• **Exercise brief**:
Reproduce every entry below exactly, minus the pictures.

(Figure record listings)

------------------------------------

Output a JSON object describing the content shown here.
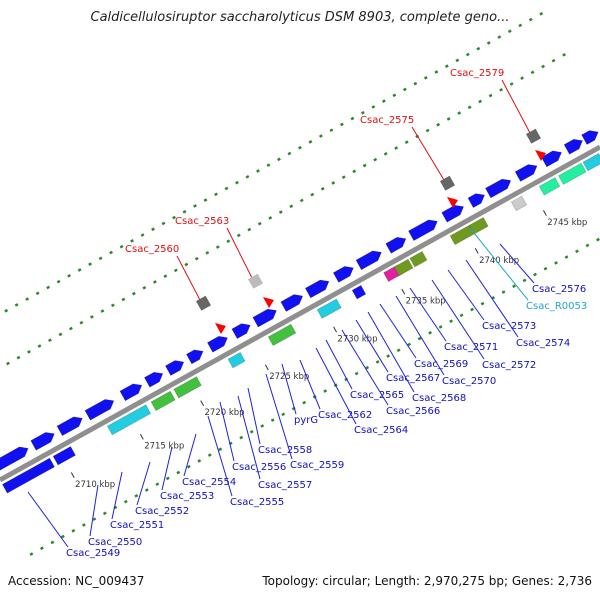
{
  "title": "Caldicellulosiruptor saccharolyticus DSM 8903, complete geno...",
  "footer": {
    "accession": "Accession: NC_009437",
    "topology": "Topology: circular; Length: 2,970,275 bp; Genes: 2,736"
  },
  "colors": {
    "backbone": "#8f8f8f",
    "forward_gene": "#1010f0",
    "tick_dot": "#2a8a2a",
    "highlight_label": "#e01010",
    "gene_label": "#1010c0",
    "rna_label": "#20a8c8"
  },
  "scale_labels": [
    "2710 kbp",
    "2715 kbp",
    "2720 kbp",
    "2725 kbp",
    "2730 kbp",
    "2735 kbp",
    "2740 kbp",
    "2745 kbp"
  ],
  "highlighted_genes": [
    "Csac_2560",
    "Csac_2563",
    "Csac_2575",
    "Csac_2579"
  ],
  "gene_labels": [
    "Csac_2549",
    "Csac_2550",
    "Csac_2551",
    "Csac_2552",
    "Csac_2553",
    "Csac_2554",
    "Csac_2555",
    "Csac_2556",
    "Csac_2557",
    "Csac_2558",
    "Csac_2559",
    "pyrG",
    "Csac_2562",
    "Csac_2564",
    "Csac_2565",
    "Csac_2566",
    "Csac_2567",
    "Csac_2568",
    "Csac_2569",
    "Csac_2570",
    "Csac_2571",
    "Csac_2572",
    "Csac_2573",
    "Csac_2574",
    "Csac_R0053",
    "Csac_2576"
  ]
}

------------------------------------

• **Task answer**:
Output a JSON object describing the content shown here.
{
  "title": "Caldicellulosiruptor saccharolyticus DSM 8903, complete geno...",
  "footer": {
    "accession": "Accession: NC_009437",
    "topology": "Topology: circular; Length: 2,970,275 bp; Genes: 2,736"
  },
  "colors": {
    "backbone": "#8f8f8f",
    "forward_gene": "#1010f0",
    "tick_dot": "#2a8a2a",
    "highlight_label": "#e01010",
    "gene_label": "#1010c0",
    "rna_label": "#20a8c8"
  },
  "scale_labels": [
    "2710 kbp",
    "2715 kbp",
    "2720 kbp",
    "2725 kbp",
    "2730 kbp",
    "2735 kbp",
    "2740 kbp",
    "2745 kbp"
  ],
  "highlighted_genes": [
    "Csac_2560",
    "Csac_2563",
    "Csac_2575",
    "Csac_2579"
  ],
  "gene_labels": [
    "Csac_2549",
    "Csac_2550",
    "Csac_2551",
    "Csac_2552",
    "Csac_2553",
    "Csac_2554",
    "Csac_2555",
    "Csac_2556",
    "Csac_2557",
    "Csac_2558",
    "Csac_2559",
    "pyrG",
    "Csac_2562",
    "Csac_2564",
    "Csac_2565",
    "Csac_2566",
    "Csac_2567",
    "Csac_2568",
    "Csac_2569",
    "Csac_2570",
    "Csac_2571",
    "Csac_2572",
    "Csac_2573",
    "Csac_2574",
    "Csac_R0053",
    "Csac_2576"
  ]
}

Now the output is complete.